* _Requirement_
Search the listing for the string "piped" and copy every line that contains it.

-- Start --

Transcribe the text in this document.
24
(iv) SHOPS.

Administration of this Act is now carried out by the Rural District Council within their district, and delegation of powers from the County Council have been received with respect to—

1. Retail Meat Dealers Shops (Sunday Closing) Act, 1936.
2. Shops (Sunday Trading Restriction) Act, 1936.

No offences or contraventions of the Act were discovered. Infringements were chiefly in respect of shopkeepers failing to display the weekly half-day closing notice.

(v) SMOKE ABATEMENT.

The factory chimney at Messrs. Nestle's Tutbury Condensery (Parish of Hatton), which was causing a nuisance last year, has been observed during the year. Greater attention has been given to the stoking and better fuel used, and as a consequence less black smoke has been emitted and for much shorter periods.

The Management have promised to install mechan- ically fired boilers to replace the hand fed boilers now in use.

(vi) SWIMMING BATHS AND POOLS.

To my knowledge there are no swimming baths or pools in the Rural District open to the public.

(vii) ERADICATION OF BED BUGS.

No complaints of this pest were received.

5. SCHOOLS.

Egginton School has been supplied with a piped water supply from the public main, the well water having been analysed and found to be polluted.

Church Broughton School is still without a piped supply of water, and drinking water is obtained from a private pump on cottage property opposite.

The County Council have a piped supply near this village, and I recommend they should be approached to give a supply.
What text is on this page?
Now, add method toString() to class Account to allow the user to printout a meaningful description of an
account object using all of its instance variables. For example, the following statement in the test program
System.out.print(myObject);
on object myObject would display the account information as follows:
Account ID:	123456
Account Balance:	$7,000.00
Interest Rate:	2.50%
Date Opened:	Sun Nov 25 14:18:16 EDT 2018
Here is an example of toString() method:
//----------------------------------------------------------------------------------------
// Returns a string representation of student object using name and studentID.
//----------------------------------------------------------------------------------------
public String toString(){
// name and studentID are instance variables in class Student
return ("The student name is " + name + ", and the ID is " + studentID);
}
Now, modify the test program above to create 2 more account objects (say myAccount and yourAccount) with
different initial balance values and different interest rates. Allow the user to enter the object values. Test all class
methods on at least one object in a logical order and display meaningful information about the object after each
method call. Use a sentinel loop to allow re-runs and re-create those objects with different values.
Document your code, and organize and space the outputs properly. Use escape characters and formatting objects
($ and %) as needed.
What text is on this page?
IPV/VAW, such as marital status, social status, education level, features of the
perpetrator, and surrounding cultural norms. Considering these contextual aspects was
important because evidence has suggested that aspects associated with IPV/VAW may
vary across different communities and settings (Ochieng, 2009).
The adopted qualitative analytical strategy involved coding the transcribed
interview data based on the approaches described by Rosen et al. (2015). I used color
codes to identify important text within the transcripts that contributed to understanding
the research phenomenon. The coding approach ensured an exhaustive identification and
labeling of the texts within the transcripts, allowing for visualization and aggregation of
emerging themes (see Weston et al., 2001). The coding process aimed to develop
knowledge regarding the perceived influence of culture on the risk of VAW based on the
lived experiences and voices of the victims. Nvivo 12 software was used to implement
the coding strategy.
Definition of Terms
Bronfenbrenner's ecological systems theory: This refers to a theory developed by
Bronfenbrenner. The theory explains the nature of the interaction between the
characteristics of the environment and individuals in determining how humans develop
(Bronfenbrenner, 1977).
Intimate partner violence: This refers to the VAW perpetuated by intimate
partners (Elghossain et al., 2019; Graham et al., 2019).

-- End --

* _Written response_
Egginton School has been supplied with a piped water supply from the public main, the well water having been analysed and found to be polluted.
Church Broughton School is still without a piped supply of water, and drinking water is obtained from a private pump on cottage property opposite.
The County Council have a piped supply near this village, and I recommend they should be approached to give a supply.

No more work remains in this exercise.